··· Records for the exercise ···

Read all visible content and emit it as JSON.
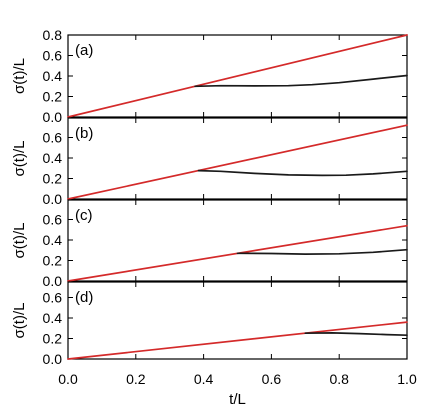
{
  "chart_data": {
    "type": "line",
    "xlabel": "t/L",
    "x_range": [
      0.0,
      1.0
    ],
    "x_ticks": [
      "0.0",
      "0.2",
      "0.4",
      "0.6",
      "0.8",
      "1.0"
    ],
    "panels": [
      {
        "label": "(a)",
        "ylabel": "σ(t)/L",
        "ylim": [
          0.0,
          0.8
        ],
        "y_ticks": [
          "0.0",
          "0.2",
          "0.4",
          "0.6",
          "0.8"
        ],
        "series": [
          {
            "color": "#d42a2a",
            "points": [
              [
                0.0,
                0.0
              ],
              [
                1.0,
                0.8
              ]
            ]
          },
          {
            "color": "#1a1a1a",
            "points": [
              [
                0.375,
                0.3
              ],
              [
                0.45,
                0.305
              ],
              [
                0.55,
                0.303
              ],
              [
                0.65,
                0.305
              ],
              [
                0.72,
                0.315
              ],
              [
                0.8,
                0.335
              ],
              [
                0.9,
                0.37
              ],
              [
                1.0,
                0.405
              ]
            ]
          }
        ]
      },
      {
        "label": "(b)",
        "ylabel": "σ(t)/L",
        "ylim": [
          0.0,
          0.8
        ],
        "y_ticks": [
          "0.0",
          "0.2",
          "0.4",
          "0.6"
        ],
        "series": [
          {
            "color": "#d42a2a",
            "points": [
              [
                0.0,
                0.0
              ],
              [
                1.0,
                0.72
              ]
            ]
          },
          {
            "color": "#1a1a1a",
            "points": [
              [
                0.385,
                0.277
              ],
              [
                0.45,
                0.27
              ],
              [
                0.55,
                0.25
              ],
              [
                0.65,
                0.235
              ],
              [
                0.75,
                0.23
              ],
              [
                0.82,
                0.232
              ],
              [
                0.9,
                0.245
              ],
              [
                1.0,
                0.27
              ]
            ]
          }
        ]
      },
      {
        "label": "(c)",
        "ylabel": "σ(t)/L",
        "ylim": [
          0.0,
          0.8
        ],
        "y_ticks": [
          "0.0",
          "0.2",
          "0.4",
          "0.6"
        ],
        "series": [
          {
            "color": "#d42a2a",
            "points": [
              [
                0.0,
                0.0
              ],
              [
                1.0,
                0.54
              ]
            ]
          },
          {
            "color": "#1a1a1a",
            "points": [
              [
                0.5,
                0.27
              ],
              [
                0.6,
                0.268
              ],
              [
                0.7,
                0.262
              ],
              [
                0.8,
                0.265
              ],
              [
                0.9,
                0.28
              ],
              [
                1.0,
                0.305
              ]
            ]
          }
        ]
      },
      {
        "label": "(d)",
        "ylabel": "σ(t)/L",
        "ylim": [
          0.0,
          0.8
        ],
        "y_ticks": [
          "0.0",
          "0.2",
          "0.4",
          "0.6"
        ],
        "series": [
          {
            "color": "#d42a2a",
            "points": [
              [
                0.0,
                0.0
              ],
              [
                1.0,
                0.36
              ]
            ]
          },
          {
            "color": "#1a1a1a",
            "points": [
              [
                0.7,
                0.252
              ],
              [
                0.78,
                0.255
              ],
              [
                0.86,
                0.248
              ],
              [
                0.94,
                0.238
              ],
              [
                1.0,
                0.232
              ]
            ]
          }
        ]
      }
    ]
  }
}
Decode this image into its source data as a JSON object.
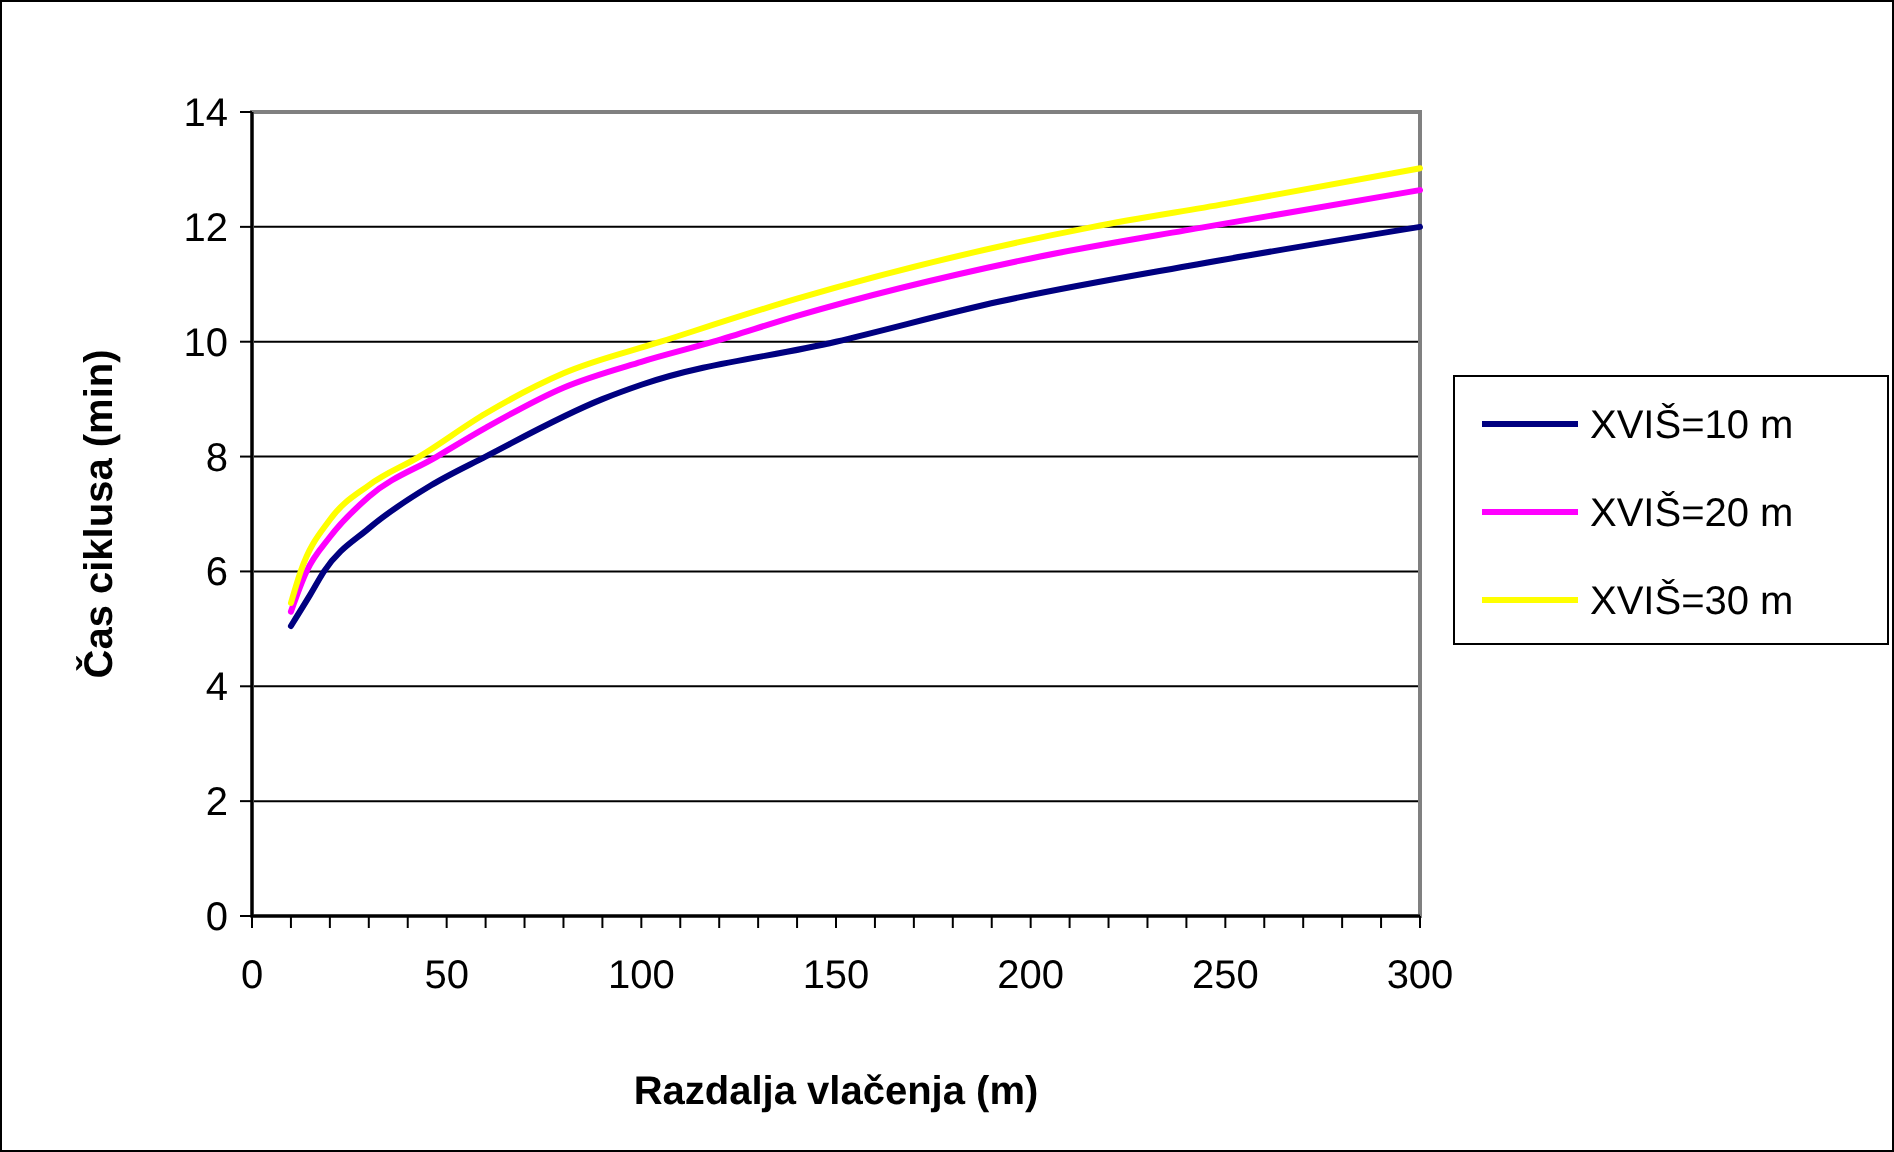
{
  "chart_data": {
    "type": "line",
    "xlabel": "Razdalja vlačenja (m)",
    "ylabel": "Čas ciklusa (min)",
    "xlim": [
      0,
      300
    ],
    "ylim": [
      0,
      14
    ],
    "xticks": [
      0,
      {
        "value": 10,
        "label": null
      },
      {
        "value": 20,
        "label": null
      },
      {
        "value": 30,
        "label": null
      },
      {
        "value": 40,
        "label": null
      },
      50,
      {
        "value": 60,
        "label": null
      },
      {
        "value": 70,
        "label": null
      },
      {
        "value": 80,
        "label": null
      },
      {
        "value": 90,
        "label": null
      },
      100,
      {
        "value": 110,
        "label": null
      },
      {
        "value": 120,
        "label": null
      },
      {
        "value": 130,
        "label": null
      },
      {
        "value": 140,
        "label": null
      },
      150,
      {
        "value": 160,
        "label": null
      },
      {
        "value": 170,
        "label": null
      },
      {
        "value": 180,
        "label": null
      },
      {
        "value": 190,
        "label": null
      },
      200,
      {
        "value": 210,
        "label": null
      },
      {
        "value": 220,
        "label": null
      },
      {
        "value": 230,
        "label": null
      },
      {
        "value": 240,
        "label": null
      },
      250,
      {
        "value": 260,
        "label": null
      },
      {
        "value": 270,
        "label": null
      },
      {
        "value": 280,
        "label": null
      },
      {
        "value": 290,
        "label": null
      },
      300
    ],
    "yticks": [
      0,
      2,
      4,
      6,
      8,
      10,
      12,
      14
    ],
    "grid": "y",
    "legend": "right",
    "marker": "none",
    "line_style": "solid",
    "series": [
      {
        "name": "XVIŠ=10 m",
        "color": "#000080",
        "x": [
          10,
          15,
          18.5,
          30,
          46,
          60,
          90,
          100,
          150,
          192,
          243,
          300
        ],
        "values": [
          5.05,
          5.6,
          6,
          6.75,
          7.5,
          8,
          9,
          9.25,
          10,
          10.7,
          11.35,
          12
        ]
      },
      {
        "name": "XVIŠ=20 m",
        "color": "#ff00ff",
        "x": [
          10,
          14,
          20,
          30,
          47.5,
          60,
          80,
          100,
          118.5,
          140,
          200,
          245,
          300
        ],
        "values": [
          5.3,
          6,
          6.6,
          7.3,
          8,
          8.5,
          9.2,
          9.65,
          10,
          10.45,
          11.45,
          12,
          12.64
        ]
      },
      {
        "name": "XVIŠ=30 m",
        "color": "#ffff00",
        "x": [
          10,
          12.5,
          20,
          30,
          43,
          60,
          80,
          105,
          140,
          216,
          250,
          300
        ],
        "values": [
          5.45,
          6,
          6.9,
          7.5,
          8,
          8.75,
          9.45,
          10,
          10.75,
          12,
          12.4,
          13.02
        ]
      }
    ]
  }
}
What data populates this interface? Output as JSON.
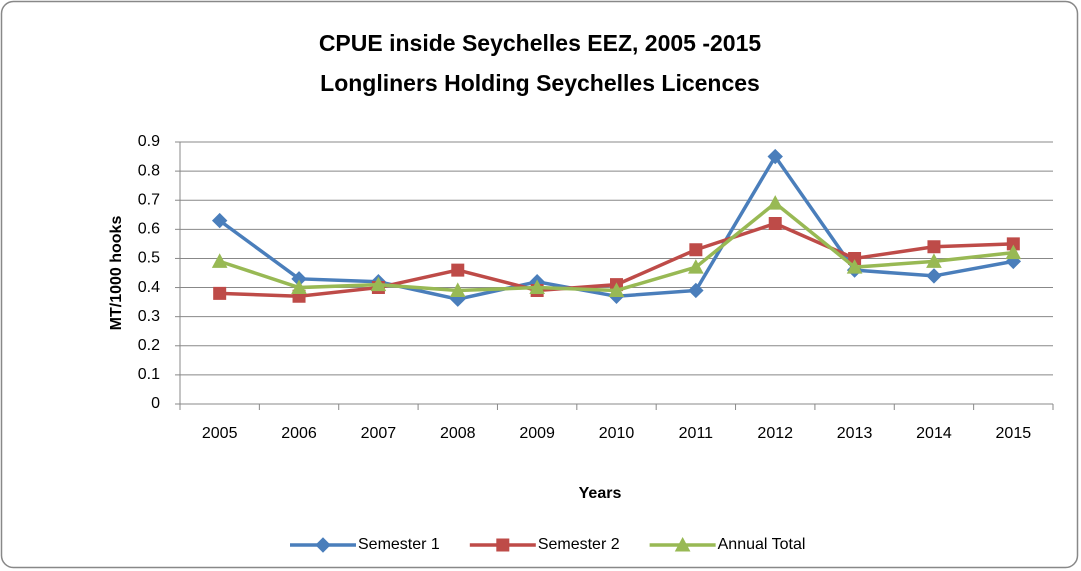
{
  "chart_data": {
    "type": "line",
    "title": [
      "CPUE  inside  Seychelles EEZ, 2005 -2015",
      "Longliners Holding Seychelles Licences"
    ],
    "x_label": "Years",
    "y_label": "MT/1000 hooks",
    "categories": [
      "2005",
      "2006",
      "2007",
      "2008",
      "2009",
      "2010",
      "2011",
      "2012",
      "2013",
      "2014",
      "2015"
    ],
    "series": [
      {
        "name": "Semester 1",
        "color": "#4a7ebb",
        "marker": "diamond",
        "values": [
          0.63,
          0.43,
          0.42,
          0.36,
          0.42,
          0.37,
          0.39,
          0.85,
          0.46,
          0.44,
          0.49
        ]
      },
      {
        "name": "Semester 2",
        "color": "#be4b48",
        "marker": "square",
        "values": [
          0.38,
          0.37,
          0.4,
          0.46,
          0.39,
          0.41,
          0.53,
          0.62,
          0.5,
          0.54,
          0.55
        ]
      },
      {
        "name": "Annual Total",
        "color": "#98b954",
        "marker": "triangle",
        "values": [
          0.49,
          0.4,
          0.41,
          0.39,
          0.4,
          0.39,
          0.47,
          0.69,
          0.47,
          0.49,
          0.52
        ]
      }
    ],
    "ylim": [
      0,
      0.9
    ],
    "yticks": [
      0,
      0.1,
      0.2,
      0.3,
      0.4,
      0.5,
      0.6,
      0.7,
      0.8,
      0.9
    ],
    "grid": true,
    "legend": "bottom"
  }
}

···

To be done
Print each line of the material above exactly, with the pictures removed from your copy.

Written response
Read all visible content and emit it as JSON.
{
  "chart_data": {
    "type": "line",
    "xlabel": "t/L",
    "x_range": [
      0.0,
      1.0
    ],
    "x_ticks": [
      "0.0",
      "0.2",
      "0.4",
      "0.6",
      "0.8",
      "1.0"
    ],
    "panels": [
      {
        "label": "(a)",
        "ylabel": "σ(t)/L",
        "ylim": [
          0.0,
          0.8
        ],
        "y_ticks": [
          "0.0",
          "0.2",
          "0.4",
          "0.6",
          "0.8"
        ],
        "series": [
          {
            "color": "#d42a2a",
            "points": [
              [
                0.0,
                0.0
              ],
              [
                1.0,
                0.8
              ]
            ]
          },
          {
            "color": "#1a1a1a",
            "points": [
              [
                0.375,
                0.3
              ],
              [
                0.45,
                0.305
              ],
              [
                0.55,
                0.303
              ],
              [
                0.65,
                0.305
              ],
              [
                0.72,
                0.315
              ],
              [
                0.8,
                0.335
              ],
              [
                0.9,
                0.37
              ],
              [
                1.0,
                0.405
              ]
            ]
          }
        ]
      },
      {
        "label": "(b)",
        "ylabel": "σ(t)/L",
        "ylim": [
          0.0,
          0.8
        ],
        "y_ticks": [
          "0.0",
          "0.2",
          "0.4",
          "0.6"
        ],
        "series": [
          {
            "color": "#d42a2a",
            "points": [
              [
                0.0,
                0.0
              ],
              [
                1.0,
                0.72
              ]
            ]
          },
          {
            "color": "#1a1a1a",
            "points": [
              [
                0.385,
                0.277
              ],
              [
                0.45,
                0.27
              ],
              [
                0.55,
                0.25
              ],
              [
                0.65,
                0.235
              ],
              [
                0.75,
                0.23
              ],
              [
                0.82,
                0.232
              ],
              [
                0.9,
                0.245
              ],
              [
                1.0,
                0.27
              ]
            ]
          }
        ]
      },
      {
        "label": "(c)",
        "ylabel": "σ(t)/L",
        "ylim": [
          0.0,
          0.8
        ],
        "y_ticks": [
          "0.0",
          "0.2",
          "0.4",
          "0.6"
        ],
        "series": [
          {
            "color": "#d42a2a",
            "points": [
              [
                0.0,
                0.0
              ],
              [
                1.0,
                0.54
              ]
            ]
          },
          {
            "color": "#1a1a1a",
            "points": [
              [
                0.5,
                0.27
              ],
              [
                0.6,
                0.268
              ],
              [
                0.7,
                0.262
              ],
              [
                0.8,
                0.265
              ],
              [
                0.9,
                0.28
              ],
              [
                1.0,
                0.305
              ]
            ]
          }
        ]
      },
      {
        "label": "(d)",
        "ylabel": "σ(t)/L",
        "ylim": [
          0.0,
          0.8
        ],
        "y_ticks": [
          "0.0",
          "0.2",
          "0.4",
          "0.6"
        ],
        "series": [
          {
            "color": "#d42a2a",
            "points": [
              [
                0.0,
                0.0
              ],
              [
                1.0,
                0.36
              ]
            ]
          },
          {
            "color": "#1a1a1a",
            "points": [
              [
                0.7,
                0.252
              ],
              [
                0.78,
                0.255
              ],
              [
                0.86,
                0.248
              ],
              [
                0.94,
                0.238
              ],
              [
                1.0,
                0.232
              ]
            ]
          }
        ]
      }
    ]
  }
}
Decode this image into its source data as a JSON object.
{
  "chart_data": {
    "type": "line",
    "xlabel": "Razdalja vlačenja (m)",
    "ylabel": "Čas ciklusa (min)",
    "xlim": [
      0,
      300
    ],
    "ylim": [
      0,
      14
    ],
    "xticks": [
      0,
      {
        "value": 10,
        "label": null
      },
      {
        "value": 20,
        "label": null
      },
      {
        "value": 30,
        "label": null
      },
      {
        "value": 40,
        "label": null
      },
      50,
      {
        "value": 60,
        "label": null
      },
      {
        "value": 70,
        "label": null
      },
      {
        "value": 80,
        "label": null
      },
      {
        "value": 90,
        "label": null
      },
      100,
      {
        "value": 110,
        "label": null
      },
      {
        "value": 120,
        "label": null
      },
      {
        "value": 130,
        "label": null
      },
      {
        "value": 140,
        "label": null
      },
      150,
      {
        "value": 160,
        "label": null
      },
      {
        "value": 170,
        "label": null
      },
      {
        "value": 180,
        "label": null
      },
      {
        "value": 190,
        "label": null
      },
      200,
      {
        "value": 210,
        "label": null
      },
      {
        "value": 220,
        "label": null
      },
      {
        "value": 230,
        "label": null
      },
      {
        "value": 240,
        "label": null
      },
      250,
      {
        "value": 260,
        "label": null
      },
      {
        "value": 270,
        "label": null
      },
      {
        "value": 280,
        "label": null
      },
      {
        "value": 290,
        "label": null
      },
      300
    ],
    "yticks": [
      0,
      2,
      4,
      6,
      8,
      10,
      12,
      14
    ],
    "grid": "y",
    "legend": "right",
    "marker": "none",
    "line_style": "solid",
    "series": [
      {
        "name": "XVIŠ=10 m",
        "color": "#000080",
        "x": [
          10,
          15,
          18.5,
          30,
          46,
          60,
          90,
          100,
          150,
          192,
          243,
          300
        ],
        "values": [
          5.05,
          5.6,
          6,
          6.75,
          7.5,
          8,
          9,
          9.25,
          10,
          10.7,
          11.35,
          12
        ]
      },
      {
        "name": "XVIŠ=20 m",
        "color": "#ff00ff",
        "x": [
          10,
          14,
          20,
          30,
          47.5,
          60,
          80,
          100,
          118.5,
          140,
          200,
          245,
          300
        ],
        "values": [
          5.3,
          6,
          6.6,
          7.3,
          8,
          8.5,
          9.2,
          9.65,
          10,
          10.45,
          11.45,
          12,
          12.64
        ]
      },
      {
        "name": "XVIŠ=30 m",
        "color": "#ffff00",
        "x": [
          10,
          12.5,
          20,
          30,
          43,
          60,
          80,
          105,
          140,
          216,
          250,
          300
        ],
        "values": [
          5.45,
          6,
          6.9,
          7.5,
          8,
          8.75,
          9.45,
          10,
          10.75,
          12,
          12.4,
          13.02
        ]
      }
    ]
  }
}
What data populates this interface? Output as JSON.
{
  "chart_data": {
    "type": "line",
    "title": [
      "CPUE  inside  Seychelles EEZ, 2005 -2015",
      "Longliners Holding Seychelles Licences"
    ],
    "x_label": "Years",
    "y_label": "MT/1000 hooks",
    "categories": [
      "2005",
      "2006",
      "2007",
      "2008",
      "2009",
      "2010",
      "2011",
      "2012",
      "2013",
      "2014",
      "2015"
    ],
    "series": [
      {
        "name": "Semester 1",
        "color": "#4a7ebb",
        "marker": "diamond",
        "values": [
          0.63,
          0.43,
          0.42,
          0.36,
          0.42,
          0.37,
          0.39,
          0.85,
          0.46,
          0.44,
          0.49
        ]
      },
      {
        "name": "Semester 2",
        "color": "#be4b48",
        "marker": "square",
        "values": [
          0.38,
          0.37,
          0.4,
          0.46,
          0.39,
          0.41,
          0.53,
          0.62,
          0.5,
          0.54,
          0.55
        ]
      },
      {
        "name": "Annual Total",
        "color": "#98b954",
        "marker": "triangle",
        "values": [
          0.49,
          0.4,
          0.41,
          0.39,
          0.4,
          0.39,
          0.47,
          0.69,
          0.47,
          0.49,
          0.52
        ]
      }
    ],
    "ylim": [
      0,
      0.9
    ],
    "yticks": [
      0,
      0.1,
      0.2,
      0.3,
      0.4,
      0.5,
      0.6,
      0.7,
      0.8,
      0.9
    ],
    "grid": true,
    "legend": "bottom"
  }
}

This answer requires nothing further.